____ EXERCISE INPUTS

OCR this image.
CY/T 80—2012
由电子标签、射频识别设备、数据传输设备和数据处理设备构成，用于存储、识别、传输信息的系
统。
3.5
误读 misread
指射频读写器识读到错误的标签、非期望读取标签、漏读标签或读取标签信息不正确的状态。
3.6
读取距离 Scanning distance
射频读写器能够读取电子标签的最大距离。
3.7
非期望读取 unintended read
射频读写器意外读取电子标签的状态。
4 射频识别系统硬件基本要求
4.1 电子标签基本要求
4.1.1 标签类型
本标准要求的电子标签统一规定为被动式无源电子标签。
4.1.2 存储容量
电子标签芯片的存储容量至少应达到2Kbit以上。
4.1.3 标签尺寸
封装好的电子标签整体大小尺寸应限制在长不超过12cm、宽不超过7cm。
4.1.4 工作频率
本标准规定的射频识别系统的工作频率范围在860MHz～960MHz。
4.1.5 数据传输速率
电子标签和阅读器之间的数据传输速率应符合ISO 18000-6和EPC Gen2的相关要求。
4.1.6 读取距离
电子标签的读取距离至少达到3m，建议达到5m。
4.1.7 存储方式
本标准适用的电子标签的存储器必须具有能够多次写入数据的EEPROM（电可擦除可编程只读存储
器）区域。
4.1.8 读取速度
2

________

#### TASK PROMPT
Extract every entry in the listing word for word.

#### THE SOLUTION
OCR this image.
CY/T 80—2012
由电子标签、射频识别设备、数据传输设备和数据处理设备构成，用于存储、识别、传输信息的系
统。
3.5
误读 misread
指射频读写器识读到错误的标签、非期望读取标签、漏读标签或读取标签信息不正确的状态。
3.6
读取距离 Scanning distance
射频读写器能够读取电子标签的最大距离。
3.7
非期望读取 unintended read
射频读写器意外读取电子标签的状态。
4 射频识别系统硬件基本要求
4.1 电子标签基本要求
4.1.1 标签类型
本标准要求的电子标签统一规定为被动式无源电子标签。
4.1.2 存储容量
电子标签芯片的存储容量至少应达到2Kbit以上。
4.1.3 标签尺寸
封装好的电子标签整体大小尺寸应限制在长不超过12cm、宽不超过7cm。
4.1.4 工作频率
本标准规定的射频识别系统的工作频率范围在860MHz～960MHz。
4.1.5 数据传输速率
电子标签和阅读器之间的数据传输速率应符合ISO 18000-6和EPC Gen2的相关要求。
4.1.6 读取距离
电子标签的读取距离至少达到3m，建议达到5m。
4.1.7 存储方式
本标准适用的电子标签的存储器必须具有能够多次写入数据的EEPROM（电可擦除可编程只读存储
器）区域。
4.1.8 读取速度
2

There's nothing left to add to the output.